═══ Supplied text ═══

Remove WordPress Canonical Tags from HTML Head
WordPress has included automatic canonical URL generation since version 2.9. While this is usually beneficial for SEO, certain scenarios require disabling it — for example, when forum plugins generate incorrect canonical URLs that point all threads to a single page.
The Problem
Canonical URLs tell search engines which version of a page is authoritative. When a forum plugin sets the same canonical URL for all threads (pointing to the page containing a shortcode), it prevents Google from indexing individual forum posts, treating them all as duplicate content.
Global Removal
To disable WordPress’s built-in canonical link tag across your entire site, add this to your theme’s functions.php or a custom plugin:
remove_action( 'wp_head', 'rel_canonical' );
This removes the wp_head hook that WordPress uses to inject the canonical link tag.
Conditional Removal
If you only want to disable canonical URLs for specific contexts, use a conditional approach. For example, to disable them only on pages while keeping them for posts:
add_action( 'wp_head', function() {
if ( is_page() ) {
remove_action( 'wp_head', 'rel_canonical' );
}
}, 5 );
The priority 5 ensures this runs before WordPress’s default canonical action (priority 10).
Custom Canonical URL Implementation
For more fine-grained control, remove the default canonical tag and implement your own:
remove_action( 'wp_head', 'rel_canonical' );
add_action( 'wp_head', function() {
if ( is_singular() ) {
$url = get_permalink();
echo '<link rel="canonical" href="' . esc_url( $url ) . '" />' . "\n";
}
}, 10 );
This approach lets you define your own canonical URL logic.
Forum Plugin Example
If you’re using a forum plugin like Mingle Forum that generates incorrect canonical URLs, you can override its behavior in the plugin’s class file. Locate the function that outputs the canonical tag and conditionally apply it:
function setup_header() {
$this->setup_links();
global $user_ID;
if ( is_page( $this->get_pageid() ) ) {
// Custom canonical for forum pages
$this->generate_canonical_tag();
} else {
// Use WordPress default for other content
wp_rel_canonical();
}
}
function generate_canonical_tag() {
$url = '';
if ( $this->options['forum_use_seo_friendly_urls'] ) {
$uri = $this->get_seo_friendly_query();
if ( ! empty( $uri ) && ! empty( $uri['action'] ) && ! empty( $uri['id'] ) ) {
switch ( $uri['action'] ) {
case 'thread':
$url = $this->get_threadlink( $uri['id'] );
break;
case 'forum':
$url = $this->get_forumlink( $uri['id'] );
break;
case 'group':
$url = $this->get_grouplink( $uri['id'] );
break;
}
}
}
if ( ! empty( $url ) ) {
echo '<link rel="canonical" href="' . esc_url( $url ) . '" />' . "\n";
}
}
This ensures each forum thread has its own unique canonical URL instead of all pointing to the container page.

═══ Dataset extract ═══

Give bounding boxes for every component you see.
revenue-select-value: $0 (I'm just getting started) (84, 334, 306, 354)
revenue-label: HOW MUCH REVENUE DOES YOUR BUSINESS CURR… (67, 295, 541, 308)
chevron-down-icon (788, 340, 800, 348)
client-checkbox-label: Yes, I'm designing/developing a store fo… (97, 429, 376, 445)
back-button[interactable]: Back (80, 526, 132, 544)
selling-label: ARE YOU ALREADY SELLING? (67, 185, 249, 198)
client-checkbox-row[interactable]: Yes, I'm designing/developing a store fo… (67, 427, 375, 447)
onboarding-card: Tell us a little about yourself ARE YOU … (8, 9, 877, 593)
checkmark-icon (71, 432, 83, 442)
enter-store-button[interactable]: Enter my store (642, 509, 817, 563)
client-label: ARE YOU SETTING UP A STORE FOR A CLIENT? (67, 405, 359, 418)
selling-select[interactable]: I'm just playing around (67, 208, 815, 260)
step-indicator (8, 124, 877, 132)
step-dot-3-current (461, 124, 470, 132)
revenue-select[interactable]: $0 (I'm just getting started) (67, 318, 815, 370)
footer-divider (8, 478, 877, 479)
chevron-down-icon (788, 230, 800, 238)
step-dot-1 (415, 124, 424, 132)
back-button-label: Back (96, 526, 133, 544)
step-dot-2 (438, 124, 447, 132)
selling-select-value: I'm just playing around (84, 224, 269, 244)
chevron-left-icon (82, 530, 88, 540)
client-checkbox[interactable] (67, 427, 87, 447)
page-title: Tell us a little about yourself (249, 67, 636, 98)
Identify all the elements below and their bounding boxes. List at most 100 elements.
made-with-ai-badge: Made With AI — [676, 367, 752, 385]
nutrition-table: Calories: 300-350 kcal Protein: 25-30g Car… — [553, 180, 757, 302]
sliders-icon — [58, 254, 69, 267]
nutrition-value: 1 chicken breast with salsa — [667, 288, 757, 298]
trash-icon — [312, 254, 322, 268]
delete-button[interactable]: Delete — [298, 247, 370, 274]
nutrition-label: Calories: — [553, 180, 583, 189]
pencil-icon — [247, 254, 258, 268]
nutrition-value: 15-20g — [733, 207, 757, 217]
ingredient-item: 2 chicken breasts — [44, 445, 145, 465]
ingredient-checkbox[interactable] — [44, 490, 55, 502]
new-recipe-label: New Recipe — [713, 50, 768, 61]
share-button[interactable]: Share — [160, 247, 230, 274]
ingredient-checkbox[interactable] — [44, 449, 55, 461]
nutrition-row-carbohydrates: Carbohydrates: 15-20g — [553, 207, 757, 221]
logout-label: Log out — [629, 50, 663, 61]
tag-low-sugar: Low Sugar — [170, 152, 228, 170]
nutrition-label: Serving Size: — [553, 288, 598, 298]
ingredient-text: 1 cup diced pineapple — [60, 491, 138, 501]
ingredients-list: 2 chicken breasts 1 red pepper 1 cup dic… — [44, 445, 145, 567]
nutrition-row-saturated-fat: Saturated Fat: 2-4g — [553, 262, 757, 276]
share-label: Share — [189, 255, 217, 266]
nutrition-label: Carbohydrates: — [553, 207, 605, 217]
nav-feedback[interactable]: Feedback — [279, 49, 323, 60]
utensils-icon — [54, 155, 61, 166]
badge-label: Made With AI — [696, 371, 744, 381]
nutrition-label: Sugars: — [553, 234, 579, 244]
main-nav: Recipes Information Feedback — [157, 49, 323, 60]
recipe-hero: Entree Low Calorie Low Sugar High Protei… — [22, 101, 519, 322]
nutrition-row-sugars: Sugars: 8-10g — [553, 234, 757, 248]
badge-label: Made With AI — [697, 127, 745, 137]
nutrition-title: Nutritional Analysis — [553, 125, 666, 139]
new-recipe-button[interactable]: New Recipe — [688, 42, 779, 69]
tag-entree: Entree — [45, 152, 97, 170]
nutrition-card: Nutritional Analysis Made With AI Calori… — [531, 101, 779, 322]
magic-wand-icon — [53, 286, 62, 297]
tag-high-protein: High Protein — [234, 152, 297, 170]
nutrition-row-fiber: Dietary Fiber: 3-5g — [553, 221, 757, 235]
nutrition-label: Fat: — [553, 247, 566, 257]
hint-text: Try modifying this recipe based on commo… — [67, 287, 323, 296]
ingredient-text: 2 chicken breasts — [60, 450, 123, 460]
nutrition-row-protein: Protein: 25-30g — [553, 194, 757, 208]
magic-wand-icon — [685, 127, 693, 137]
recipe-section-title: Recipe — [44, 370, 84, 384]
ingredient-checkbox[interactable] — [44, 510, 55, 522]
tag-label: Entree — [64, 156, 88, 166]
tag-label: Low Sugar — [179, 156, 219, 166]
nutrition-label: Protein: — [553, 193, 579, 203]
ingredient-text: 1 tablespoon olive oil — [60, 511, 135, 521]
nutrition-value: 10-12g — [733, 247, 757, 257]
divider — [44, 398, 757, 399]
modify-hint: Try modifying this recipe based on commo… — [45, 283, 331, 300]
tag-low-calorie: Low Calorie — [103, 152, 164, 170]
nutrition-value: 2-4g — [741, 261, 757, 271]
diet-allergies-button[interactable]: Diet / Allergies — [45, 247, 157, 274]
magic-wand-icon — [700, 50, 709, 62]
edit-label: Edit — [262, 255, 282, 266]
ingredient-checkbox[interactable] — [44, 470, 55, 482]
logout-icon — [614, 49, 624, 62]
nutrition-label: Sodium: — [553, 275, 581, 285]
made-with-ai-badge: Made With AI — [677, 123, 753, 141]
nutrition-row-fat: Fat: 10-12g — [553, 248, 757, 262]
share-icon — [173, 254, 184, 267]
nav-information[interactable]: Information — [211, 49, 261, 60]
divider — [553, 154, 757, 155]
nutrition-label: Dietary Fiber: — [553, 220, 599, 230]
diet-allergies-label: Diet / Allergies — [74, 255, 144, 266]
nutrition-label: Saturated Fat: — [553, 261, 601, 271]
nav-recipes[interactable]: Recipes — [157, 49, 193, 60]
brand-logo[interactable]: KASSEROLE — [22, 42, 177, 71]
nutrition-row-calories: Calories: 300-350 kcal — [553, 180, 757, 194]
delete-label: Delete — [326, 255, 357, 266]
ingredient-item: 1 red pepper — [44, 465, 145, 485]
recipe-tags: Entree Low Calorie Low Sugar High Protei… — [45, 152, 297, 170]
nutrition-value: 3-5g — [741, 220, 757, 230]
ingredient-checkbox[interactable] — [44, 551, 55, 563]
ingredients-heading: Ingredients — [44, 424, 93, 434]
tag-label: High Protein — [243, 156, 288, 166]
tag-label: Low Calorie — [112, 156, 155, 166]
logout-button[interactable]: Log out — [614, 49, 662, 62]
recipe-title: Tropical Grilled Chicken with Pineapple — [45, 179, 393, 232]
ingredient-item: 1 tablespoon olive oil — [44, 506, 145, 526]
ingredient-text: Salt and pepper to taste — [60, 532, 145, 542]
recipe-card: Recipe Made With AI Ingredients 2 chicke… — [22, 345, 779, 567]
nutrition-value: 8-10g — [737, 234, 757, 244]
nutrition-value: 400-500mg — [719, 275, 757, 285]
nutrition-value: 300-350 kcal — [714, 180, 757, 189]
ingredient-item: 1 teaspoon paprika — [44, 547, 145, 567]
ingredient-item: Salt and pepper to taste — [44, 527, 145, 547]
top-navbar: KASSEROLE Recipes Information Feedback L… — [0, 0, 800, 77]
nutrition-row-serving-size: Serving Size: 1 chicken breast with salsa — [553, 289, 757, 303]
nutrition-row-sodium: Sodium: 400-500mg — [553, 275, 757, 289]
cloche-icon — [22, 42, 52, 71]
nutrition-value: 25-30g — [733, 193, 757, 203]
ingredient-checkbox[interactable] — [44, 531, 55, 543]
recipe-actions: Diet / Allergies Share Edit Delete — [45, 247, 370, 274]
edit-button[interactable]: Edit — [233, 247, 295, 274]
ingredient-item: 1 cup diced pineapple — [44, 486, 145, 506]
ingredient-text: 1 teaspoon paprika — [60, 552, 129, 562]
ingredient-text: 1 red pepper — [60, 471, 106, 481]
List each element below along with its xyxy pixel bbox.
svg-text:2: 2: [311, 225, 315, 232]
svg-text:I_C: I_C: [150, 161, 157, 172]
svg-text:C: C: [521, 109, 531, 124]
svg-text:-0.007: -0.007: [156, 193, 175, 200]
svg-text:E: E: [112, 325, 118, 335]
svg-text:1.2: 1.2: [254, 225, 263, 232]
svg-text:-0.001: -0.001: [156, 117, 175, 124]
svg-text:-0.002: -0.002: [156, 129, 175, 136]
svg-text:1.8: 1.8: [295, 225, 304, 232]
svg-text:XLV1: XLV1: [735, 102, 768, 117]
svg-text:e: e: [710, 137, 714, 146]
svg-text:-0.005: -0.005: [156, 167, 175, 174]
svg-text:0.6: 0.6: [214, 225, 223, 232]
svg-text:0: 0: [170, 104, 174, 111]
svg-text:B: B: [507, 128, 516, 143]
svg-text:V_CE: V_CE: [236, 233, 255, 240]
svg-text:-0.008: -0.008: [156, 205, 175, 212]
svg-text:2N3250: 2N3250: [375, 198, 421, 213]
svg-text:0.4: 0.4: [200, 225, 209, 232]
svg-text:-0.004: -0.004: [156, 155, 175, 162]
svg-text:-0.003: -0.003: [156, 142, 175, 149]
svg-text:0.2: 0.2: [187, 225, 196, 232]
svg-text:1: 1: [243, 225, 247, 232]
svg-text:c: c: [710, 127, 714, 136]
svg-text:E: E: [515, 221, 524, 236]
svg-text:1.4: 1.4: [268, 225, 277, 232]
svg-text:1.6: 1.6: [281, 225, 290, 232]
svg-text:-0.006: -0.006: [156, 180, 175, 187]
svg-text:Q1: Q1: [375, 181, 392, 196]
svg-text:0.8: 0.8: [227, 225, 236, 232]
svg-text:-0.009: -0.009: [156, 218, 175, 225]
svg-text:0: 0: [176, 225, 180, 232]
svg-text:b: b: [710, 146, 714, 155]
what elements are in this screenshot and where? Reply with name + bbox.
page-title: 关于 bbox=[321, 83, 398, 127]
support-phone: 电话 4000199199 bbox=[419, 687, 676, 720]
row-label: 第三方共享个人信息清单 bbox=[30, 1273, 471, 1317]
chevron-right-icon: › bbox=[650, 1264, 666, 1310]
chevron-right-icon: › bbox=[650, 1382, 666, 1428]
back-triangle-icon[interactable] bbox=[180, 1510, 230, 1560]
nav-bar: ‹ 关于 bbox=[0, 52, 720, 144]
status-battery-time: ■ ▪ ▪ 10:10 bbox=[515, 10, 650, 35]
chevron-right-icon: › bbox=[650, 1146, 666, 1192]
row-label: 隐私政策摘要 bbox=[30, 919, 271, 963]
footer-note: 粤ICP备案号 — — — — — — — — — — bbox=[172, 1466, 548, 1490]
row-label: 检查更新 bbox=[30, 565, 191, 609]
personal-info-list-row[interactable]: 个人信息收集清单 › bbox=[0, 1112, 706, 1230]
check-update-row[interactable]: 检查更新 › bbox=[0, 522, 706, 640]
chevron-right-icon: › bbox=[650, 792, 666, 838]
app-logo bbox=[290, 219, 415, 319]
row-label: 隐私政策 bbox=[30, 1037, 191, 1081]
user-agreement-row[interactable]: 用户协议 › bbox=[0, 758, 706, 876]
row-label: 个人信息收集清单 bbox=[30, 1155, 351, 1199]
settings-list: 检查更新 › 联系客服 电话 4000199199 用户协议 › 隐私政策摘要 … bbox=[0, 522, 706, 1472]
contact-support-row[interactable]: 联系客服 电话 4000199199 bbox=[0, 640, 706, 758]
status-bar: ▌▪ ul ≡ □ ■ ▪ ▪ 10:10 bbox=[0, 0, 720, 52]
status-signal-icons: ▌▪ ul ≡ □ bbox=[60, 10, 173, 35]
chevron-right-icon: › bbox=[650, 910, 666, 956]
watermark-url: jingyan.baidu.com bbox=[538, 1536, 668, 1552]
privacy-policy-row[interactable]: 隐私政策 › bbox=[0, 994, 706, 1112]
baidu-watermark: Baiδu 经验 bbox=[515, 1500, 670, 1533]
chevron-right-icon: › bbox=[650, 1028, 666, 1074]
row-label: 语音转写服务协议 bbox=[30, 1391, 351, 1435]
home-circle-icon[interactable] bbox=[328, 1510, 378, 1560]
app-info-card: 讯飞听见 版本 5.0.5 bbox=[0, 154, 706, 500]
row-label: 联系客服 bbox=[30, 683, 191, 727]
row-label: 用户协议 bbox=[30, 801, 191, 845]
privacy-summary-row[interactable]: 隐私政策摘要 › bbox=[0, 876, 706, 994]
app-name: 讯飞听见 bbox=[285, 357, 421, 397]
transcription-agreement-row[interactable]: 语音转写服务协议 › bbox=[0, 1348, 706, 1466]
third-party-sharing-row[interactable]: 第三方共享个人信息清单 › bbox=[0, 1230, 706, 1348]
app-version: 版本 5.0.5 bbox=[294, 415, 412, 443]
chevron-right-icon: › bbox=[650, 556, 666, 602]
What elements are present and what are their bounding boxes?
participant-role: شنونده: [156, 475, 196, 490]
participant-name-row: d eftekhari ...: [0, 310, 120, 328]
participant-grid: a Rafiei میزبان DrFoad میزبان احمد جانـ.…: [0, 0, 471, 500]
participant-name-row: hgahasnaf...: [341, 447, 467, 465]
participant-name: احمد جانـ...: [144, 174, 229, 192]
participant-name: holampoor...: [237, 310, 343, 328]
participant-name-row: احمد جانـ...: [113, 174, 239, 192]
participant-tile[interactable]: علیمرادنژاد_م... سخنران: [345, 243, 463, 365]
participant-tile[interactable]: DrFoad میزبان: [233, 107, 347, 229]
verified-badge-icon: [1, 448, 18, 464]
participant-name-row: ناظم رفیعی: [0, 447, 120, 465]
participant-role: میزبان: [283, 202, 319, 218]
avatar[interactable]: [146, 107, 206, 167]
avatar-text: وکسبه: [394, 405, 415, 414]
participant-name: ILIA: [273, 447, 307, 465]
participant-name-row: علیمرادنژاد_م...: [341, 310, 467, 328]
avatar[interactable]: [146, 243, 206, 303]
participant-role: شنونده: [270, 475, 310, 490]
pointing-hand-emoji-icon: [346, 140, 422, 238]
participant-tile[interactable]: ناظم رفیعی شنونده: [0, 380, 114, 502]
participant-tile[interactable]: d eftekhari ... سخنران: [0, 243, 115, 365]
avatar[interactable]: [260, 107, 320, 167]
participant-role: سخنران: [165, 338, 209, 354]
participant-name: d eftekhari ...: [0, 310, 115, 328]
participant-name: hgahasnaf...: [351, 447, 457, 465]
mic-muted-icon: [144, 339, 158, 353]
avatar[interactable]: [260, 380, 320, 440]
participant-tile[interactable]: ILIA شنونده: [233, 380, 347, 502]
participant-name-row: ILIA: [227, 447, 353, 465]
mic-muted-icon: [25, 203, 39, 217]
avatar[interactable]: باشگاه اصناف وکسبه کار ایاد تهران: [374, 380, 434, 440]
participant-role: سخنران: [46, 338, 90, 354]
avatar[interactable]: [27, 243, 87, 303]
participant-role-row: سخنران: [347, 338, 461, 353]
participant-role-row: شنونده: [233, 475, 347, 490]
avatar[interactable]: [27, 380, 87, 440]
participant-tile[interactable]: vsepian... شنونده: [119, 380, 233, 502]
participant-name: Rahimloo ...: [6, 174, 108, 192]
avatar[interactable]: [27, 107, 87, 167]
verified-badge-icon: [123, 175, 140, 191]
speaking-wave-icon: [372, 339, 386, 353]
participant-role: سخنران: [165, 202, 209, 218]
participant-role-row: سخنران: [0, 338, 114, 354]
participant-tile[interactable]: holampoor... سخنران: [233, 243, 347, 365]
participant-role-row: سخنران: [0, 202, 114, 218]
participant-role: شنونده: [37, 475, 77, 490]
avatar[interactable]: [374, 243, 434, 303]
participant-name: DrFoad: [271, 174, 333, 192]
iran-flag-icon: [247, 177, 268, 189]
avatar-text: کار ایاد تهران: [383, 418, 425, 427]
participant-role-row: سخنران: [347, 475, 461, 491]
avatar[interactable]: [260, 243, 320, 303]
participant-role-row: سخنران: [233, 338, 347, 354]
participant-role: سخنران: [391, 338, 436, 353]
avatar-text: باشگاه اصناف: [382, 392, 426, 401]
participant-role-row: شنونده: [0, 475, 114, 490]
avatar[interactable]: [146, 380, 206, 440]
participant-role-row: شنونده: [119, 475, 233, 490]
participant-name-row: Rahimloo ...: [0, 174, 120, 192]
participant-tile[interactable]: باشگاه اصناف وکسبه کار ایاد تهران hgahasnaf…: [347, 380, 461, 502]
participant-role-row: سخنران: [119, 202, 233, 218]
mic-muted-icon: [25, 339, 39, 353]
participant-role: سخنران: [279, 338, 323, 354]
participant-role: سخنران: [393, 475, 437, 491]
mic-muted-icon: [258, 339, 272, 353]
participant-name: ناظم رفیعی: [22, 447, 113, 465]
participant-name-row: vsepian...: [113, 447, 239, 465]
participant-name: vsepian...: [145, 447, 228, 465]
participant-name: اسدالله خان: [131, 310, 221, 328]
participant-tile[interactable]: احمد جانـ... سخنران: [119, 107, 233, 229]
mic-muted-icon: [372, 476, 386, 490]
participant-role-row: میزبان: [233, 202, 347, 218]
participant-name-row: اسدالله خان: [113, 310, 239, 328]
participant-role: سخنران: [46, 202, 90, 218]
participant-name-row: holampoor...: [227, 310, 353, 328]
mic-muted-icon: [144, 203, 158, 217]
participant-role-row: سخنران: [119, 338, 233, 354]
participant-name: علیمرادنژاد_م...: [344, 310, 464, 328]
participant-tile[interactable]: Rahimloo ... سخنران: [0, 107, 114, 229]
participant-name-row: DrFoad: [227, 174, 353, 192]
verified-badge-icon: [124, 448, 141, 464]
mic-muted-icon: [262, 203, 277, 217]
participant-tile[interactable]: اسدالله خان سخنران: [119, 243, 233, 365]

═══

*Problems and tasks*:
a) For the article on removing WordPress canonical tags, decide whether each statement agrees with it: (i) WordPress has generated canonical URLs automatically since version 2.9; (ii) in the conditional removal example, the code runs at priority 10; (iii) WordPress adds its canonical link tag through the wp_head hook. For each, answer yes or no and quote the deciding words of the article.
b) Write what comes next in the article on removing WordPress canonical tags, picking up after its final sentence.

*Your written answers*:
a)
(i) Yes: "WordPress has included automatic canonical URL generation since version 2.9."
(ii) No: "The priority 5 ensures this runs before WordPress’s default canonical action (priority 10)."
(iii) Yes: "This removes the wp_head hook that WordPress uses to inject the canonical link tag."

b)
Testing Your Changes
After modifying canonical URL behavior:
- Check the page source — inspect the HTML head for the canonical link tag to verify it’s present or absent as intended
- Validate with Search Console — upload your sitemap and monitor coverage reports to ensure Google properly indexes all pages
- Use SEO tools — tools like Screaming Frog or Ahrefs can identify canonical tag issues across your site
SEO Considerations
Before disabling canonical URLs globally:
- Posts and pages typically benefit from explicit canonical tags, especially if you have URL parameters or pagination
- Archive pages should use their canonical URLs to avoid duplicate content penalties
- Dynamically generated content (forums, user profiles) needs correct canonical URLs to be indexed individually
Remove canonical URLs only for the specific content types that need it, rather than globally, unless you have a clear reason to do so site-wide.